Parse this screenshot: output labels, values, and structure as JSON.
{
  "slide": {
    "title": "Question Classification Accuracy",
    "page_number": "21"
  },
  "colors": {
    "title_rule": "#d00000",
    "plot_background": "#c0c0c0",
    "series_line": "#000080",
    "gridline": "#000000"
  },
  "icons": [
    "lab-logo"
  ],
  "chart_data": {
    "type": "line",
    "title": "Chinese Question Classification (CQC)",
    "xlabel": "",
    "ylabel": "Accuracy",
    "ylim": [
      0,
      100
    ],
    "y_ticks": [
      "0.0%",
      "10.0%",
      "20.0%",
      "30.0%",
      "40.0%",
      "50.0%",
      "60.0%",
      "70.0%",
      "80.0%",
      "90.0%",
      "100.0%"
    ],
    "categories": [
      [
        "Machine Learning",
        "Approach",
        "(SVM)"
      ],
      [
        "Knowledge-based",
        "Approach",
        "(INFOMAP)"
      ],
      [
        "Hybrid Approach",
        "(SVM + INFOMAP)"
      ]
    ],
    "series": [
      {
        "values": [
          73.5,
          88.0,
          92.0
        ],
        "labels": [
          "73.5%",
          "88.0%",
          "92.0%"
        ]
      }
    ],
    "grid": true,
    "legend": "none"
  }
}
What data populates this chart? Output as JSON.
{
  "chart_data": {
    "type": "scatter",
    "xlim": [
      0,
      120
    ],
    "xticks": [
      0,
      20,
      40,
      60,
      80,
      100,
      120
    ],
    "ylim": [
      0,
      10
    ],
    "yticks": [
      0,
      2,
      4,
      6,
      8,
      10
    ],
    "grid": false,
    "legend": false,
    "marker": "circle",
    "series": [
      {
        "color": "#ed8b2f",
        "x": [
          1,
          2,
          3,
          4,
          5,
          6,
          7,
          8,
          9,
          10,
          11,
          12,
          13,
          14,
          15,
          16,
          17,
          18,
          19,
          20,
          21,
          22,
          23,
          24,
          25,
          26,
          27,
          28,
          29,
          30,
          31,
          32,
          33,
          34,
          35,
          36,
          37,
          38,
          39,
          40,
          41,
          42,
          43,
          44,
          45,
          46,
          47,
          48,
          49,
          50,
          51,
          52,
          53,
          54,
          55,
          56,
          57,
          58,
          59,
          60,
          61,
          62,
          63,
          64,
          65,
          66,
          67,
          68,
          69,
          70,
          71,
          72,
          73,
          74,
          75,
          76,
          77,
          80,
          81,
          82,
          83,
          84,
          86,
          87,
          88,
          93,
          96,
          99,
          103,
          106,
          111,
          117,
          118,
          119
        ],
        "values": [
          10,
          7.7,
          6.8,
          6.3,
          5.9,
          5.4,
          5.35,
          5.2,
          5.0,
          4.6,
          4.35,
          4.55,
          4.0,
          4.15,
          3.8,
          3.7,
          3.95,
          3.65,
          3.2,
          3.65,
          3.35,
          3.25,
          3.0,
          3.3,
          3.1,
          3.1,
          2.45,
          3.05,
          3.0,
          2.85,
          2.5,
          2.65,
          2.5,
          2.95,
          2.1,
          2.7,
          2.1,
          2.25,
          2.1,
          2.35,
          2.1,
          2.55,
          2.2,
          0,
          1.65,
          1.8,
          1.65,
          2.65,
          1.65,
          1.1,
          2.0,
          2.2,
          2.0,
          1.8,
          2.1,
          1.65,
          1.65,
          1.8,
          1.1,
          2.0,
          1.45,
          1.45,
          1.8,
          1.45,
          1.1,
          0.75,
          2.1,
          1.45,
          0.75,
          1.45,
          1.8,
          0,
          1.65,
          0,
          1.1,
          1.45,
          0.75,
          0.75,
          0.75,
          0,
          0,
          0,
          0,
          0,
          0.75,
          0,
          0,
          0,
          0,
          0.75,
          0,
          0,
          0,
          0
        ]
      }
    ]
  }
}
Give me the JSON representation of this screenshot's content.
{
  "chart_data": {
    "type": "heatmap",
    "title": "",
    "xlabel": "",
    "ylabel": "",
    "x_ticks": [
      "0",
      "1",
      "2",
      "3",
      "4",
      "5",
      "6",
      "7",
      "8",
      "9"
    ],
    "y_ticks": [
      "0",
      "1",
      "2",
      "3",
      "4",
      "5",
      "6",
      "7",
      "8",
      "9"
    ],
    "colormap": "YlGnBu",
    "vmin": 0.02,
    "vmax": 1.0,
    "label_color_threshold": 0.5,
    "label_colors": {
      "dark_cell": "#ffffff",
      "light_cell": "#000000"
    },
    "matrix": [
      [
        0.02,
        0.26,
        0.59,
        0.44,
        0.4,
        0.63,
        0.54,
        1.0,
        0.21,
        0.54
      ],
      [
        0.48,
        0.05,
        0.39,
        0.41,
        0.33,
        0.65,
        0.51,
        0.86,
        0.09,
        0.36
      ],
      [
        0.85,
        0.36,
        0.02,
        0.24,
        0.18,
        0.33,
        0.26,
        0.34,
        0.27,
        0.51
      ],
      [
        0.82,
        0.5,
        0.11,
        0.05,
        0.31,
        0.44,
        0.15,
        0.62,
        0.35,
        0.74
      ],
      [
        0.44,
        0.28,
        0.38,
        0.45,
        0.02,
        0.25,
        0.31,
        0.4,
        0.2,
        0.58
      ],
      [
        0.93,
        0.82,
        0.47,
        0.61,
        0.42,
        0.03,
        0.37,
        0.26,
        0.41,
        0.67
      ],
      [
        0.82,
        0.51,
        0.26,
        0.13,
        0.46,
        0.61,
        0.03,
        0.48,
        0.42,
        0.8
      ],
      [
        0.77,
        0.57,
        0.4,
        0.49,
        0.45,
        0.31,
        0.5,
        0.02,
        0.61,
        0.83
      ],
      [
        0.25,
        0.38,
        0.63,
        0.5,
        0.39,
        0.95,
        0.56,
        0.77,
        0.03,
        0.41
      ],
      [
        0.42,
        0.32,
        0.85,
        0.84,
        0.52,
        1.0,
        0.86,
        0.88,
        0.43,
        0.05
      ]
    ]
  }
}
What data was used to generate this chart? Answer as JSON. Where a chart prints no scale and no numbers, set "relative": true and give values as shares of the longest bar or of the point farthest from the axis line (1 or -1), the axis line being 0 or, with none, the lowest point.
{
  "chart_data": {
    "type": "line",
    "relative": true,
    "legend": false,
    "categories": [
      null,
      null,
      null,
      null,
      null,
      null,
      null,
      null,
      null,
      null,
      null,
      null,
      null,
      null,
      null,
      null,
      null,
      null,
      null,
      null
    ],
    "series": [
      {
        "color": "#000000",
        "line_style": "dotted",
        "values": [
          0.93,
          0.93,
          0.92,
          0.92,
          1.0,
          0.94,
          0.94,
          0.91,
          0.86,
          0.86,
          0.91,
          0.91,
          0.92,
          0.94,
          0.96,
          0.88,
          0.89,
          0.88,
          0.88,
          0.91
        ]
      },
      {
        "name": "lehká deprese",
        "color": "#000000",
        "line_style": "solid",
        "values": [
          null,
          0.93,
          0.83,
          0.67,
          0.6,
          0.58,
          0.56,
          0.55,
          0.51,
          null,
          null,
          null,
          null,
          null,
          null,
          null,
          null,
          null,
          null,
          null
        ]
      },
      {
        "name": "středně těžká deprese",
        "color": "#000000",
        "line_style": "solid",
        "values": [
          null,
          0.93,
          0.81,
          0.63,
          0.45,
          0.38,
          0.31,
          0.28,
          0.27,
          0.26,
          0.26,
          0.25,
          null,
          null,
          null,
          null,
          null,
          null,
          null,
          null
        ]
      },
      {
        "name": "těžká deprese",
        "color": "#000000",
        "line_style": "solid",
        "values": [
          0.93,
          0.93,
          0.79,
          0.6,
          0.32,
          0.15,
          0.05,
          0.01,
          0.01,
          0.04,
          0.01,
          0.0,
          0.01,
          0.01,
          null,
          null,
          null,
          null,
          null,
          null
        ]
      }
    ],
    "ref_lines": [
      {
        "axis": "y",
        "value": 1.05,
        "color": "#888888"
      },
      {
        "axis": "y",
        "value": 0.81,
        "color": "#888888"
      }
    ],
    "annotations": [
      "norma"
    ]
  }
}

[DIRECTIVE]
Extract from the data every line where "deprese" shows up.

[RESULT]
        "name": "lehká deprese",
        "name": "středně těžká deprese",
        "name": "těžká deprese",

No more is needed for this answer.